# start of Material for the task
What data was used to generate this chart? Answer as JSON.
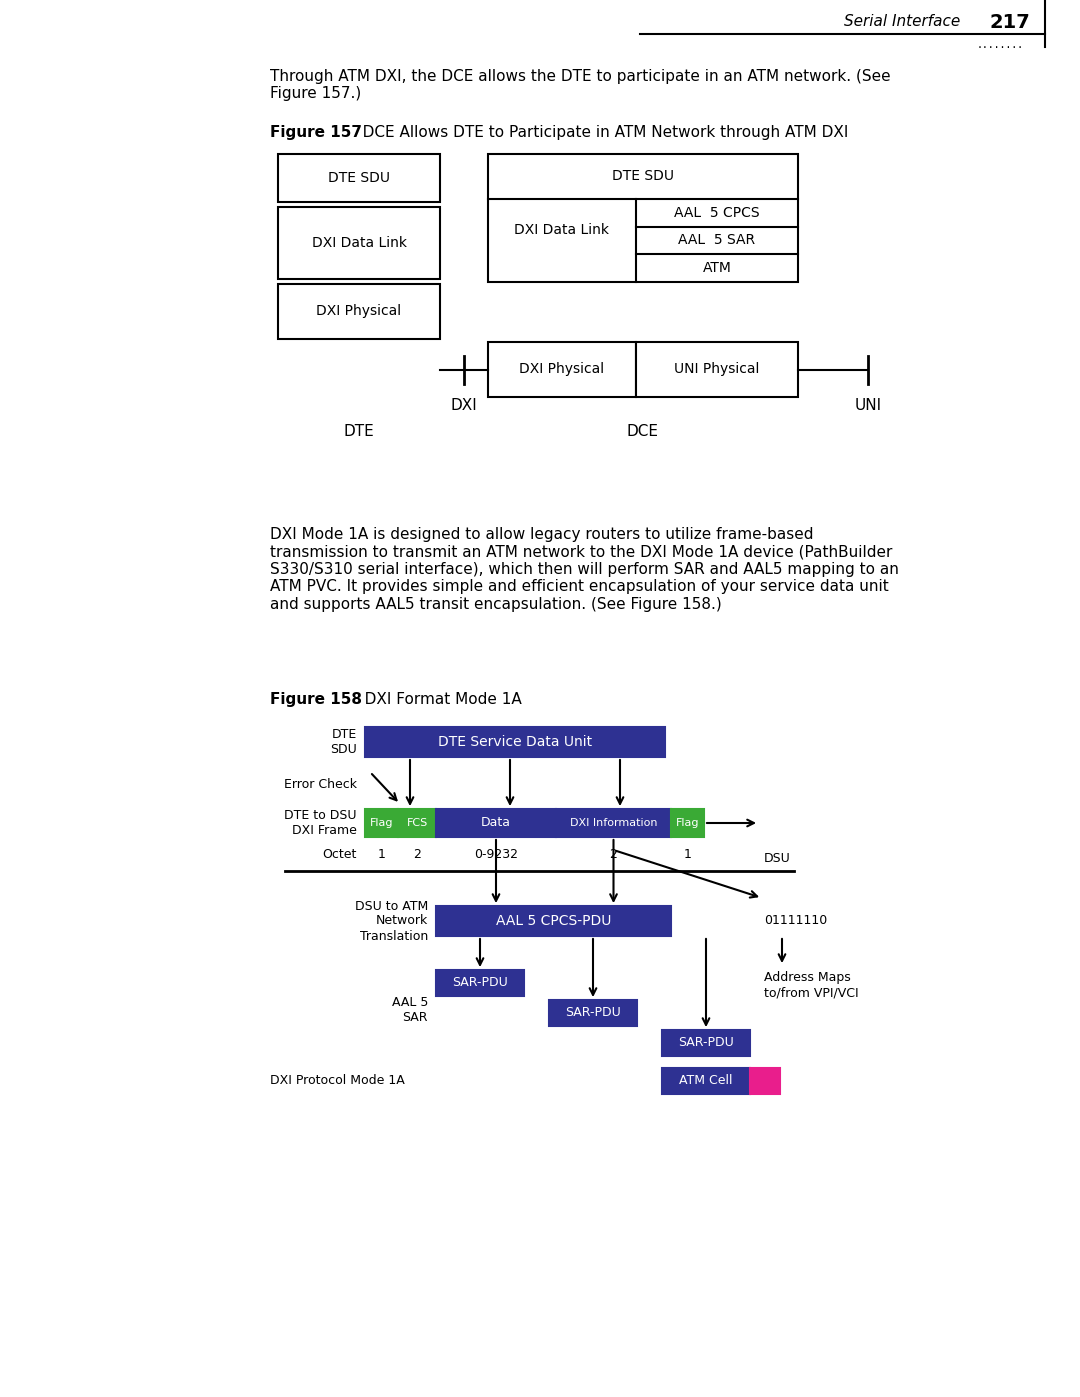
{
  "bg_color": "#ffffff",
  "page_number": "217",
  "page_label": "Serial Interface",
  "intro_text": "Through ATM DXI, the DCE allows the DTE to participate in an ATM network. (See\nFigure 157.)",
  "fig157_caption_bold": "Figure 157",
  "fig157_caption_rest": "   DCE Allows DTE to Participate in ATM Network through ATM DXI",
  "fig158_caption_bold": "Figure 158",
  "fig158_caption_rest": "   DXI Format Mode 1A",
  "body_text": "DXI Mode 1A is designed to allow legacy routers to utilize frame-based\ntransmission to transmit an ATM network to the DXI Mode 1A device (PathBuilder\nS330/S310 serial interface), which then will perform SAR and AAL5 mapping to an\nATM PVC. It provides simple and efficient encapsulation of your service data unit\nand supports AAL5 transit encapsulation. (See Figure 158.)",
  "dxi_label": "DXI",
  "uni_label": "UNI",
  "dte_label": "DTE",
  "dce_label": "DCE",
  "color_blue_dark": "#2e3192",
  "color_green": "#3aaa35",
  "color_magenta": "#e91e8c",
  "color_white": "#ffffff",
  "color_black": "#000000",
  "color_light_blue": "#add8e6"
}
# end of Material for the task
Problem requirements :: Leave out all images, then reproduce the entries above exactly.

Output ::
What data was used to generate this chart? Answer as JSON.
{
  "bg_color": "#ffffff",
  "page_number": "217",
  "page_label": "Serial Interface",
  "intro_text": "Through ATM DXI, the DCE allows the DTE to participate in an ATM network. (See\nFigure 157.)",
  "fig157_caption_bold": "Figure 157",
  "fig157_caption_rest": "   DCE Allows DTE to Participate in ATM Network through ATM DXI",
  "fig158_caption_bold": "Figure 158",
  "fig158_caption_rest": "   DXI Format Mode 1A",
  "body_text": "DXI Mode 1A is designed to allow legacy routers to utilize frame-based\ntransmission to transmit an ATM network to the DXI Mode 1A device (PathBuilder\nS330/S310 serial interface), which then will perform SAR and AAL5 mapping to an\nATM PVC. It provides simple and efficient encapsulation of your service data unit\nand supports AAL5 transit encapsulation. (See Figure 158.)",
  "dxi_label": "DXI",
  "uni_label": "UNI",
  "dte_label": "DTE",
  "dce_label": "DCE",
  "color_blue_dark": "#2e3192",
  "color_green": "#3aaa35",
  "color_magenta": "#e91e8c",
  "color_white": "#ffffff",
  "color_black": "#000000",
  "color_light_blue": "#add8e6"
}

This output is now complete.